### Work to complete
Wherever the word "Feel" appears in a line, extract that line.

Dataset excerpt
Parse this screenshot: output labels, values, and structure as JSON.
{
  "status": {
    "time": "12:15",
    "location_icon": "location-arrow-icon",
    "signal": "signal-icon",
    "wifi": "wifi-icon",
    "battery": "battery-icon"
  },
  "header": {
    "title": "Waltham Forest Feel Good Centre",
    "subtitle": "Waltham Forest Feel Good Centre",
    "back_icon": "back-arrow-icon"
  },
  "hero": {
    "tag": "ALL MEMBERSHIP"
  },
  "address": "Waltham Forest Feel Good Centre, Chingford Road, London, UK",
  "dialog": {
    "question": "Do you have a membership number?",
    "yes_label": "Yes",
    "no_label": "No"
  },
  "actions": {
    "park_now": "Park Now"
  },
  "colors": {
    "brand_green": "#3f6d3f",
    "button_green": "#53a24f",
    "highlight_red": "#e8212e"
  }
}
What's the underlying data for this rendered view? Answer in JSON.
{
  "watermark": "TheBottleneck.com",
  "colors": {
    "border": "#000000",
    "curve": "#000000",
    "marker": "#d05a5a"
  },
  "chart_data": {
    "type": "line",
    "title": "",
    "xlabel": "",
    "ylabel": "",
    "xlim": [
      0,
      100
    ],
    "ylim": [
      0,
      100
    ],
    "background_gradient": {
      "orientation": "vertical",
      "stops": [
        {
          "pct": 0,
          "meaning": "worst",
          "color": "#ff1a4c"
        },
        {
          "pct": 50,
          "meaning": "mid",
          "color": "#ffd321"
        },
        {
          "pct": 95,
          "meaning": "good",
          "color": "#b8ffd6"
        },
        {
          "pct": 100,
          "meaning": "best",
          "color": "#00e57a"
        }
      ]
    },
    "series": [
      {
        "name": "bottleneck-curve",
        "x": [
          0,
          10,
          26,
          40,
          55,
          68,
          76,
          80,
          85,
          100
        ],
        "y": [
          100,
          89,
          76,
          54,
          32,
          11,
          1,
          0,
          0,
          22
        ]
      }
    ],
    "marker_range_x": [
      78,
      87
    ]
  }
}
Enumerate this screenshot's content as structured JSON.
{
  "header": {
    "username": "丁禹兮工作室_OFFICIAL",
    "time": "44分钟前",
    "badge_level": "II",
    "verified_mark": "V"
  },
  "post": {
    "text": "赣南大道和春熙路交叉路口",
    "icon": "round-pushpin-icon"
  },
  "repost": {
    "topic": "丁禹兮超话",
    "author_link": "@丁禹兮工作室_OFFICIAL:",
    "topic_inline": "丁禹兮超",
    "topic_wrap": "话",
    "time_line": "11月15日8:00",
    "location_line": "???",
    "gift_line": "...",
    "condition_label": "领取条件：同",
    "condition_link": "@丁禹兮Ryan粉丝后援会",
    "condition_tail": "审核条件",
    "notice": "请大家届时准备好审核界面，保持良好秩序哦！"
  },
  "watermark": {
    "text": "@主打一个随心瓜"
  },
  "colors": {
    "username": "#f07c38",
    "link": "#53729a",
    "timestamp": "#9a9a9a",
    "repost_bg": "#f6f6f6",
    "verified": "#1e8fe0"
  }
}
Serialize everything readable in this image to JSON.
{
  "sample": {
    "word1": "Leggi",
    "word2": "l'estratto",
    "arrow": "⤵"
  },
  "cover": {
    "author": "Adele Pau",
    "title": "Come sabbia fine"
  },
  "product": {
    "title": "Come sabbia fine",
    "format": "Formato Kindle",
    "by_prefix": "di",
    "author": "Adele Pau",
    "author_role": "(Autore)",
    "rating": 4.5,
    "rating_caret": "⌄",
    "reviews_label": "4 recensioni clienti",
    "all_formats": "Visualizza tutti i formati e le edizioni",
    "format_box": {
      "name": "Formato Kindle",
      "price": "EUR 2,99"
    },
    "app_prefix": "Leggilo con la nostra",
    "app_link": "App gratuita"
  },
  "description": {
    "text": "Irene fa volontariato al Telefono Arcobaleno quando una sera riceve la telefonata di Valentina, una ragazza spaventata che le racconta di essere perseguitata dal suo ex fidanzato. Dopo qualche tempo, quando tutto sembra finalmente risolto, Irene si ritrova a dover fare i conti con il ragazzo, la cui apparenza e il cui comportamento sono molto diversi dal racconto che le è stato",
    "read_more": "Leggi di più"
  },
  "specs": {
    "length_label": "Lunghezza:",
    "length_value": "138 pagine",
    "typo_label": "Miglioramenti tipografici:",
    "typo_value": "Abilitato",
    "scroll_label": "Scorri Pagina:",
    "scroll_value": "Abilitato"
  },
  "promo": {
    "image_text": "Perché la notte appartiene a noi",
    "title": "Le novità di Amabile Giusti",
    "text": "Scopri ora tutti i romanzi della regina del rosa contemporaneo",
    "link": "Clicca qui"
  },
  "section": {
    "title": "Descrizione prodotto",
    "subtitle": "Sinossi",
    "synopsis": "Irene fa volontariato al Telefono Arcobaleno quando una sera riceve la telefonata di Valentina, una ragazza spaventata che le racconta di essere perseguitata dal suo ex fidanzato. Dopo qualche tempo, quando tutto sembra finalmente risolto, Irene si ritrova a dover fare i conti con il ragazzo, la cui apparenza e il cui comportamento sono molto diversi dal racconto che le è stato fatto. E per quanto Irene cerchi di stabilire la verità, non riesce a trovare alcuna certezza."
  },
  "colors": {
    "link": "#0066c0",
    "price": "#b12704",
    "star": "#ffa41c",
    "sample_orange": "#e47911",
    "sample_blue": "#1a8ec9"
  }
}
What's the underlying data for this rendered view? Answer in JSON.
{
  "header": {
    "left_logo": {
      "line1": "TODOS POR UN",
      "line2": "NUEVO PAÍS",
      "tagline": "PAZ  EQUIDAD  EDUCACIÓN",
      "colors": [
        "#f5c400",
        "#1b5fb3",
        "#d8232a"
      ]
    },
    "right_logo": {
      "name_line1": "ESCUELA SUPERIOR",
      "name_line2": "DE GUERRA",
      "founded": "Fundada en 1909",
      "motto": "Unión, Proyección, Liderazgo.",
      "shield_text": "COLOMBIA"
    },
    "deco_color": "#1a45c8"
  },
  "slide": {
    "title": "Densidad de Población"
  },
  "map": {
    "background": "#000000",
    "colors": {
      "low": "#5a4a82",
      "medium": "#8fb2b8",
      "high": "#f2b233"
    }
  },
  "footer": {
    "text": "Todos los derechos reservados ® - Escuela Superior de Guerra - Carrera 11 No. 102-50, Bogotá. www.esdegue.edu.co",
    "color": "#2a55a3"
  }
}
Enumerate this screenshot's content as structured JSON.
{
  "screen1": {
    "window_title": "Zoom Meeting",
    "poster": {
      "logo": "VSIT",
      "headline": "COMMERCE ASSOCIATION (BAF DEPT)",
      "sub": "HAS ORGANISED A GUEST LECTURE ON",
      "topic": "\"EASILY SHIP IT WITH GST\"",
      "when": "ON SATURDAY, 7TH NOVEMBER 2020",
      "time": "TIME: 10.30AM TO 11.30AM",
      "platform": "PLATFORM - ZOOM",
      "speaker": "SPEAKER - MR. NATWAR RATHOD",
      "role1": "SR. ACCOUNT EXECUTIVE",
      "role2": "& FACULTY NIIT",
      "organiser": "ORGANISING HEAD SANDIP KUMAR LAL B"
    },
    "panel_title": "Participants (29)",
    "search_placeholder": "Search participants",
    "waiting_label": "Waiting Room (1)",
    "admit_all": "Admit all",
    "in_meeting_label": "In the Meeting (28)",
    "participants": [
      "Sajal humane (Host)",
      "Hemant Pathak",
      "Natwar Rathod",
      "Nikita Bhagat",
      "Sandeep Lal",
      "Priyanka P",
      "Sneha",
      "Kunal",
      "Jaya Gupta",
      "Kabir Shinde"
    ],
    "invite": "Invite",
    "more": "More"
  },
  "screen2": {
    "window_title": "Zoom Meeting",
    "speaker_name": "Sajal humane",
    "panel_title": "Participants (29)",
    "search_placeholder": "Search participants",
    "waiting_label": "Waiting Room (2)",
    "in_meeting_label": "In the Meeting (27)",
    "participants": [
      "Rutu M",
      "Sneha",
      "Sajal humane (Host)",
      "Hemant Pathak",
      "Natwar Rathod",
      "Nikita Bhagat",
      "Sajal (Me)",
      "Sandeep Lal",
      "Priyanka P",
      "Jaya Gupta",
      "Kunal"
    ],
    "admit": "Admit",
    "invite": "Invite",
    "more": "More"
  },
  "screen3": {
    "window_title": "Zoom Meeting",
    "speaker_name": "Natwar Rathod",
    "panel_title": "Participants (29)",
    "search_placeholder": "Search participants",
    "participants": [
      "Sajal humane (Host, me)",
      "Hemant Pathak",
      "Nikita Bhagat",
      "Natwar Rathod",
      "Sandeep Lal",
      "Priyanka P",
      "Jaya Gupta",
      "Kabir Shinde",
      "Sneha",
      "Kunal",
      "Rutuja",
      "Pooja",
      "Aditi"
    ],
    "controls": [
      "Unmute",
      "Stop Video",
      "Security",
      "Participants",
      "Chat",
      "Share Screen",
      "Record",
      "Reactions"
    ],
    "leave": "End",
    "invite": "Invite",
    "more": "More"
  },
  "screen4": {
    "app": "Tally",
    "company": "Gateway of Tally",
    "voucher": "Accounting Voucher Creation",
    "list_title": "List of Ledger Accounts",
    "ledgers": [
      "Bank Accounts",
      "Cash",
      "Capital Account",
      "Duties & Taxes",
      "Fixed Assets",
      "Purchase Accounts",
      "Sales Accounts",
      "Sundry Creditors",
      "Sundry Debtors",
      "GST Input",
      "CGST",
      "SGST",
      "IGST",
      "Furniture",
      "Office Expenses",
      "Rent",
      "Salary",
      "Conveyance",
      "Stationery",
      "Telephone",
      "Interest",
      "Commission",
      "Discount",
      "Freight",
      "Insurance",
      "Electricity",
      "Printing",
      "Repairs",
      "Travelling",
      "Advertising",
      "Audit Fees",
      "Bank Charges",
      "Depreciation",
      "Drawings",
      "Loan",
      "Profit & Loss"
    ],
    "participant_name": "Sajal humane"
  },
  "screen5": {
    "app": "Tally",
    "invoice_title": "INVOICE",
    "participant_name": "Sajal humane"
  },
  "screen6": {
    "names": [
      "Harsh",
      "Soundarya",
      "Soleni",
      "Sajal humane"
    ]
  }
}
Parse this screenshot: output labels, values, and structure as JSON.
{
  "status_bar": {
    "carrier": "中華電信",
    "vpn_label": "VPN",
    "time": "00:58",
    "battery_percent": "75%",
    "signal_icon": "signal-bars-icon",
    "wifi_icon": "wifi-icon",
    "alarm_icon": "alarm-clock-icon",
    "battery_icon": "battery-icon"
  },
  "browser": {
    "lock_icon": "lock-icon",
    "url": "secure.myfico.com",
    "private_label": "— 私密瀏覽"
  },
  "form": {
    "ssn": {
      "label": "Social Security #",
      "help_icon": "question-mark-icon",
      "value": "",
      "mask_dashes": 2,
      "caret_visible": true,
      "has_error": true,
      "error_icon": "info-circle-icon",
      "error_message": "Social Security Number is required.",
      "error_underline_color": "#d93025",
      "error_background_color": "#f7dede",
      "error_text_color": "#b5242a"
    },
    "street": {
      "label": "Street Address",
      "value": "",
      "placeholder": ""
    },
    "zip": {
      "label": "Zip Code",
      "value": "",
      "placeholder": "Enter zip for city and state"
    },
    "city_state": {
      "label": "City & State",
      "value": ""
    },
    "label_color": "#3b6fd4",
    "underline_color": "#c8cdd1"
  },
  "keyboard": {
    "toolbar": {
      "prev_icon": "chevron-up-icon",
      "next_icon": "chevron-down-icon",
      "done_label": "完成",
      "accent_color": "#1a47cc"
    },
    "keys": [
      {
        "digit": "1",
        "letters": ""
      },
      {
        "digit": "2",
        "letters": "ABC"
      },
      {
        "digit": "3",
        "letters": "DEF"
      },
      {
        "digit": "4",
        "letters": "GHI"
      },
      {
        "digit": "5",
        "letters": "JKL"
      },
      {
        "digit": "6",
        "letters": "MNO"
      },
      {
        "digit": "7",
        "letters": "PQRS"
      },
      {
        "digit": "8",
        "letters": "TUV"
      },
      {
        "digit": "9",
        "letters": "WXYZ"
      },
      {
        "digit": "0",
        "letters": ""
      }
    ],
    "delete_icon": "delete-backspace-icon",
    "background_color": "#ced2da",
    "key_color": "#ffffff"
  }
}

### Problem solution
    "title": "Waltham Forest Feel Good Centre",
    "subtitle": "Waltham Forest Feel Good Centre",
  "address": "Waltham Forest Feel Good Centre, Chingford Road, London, UK",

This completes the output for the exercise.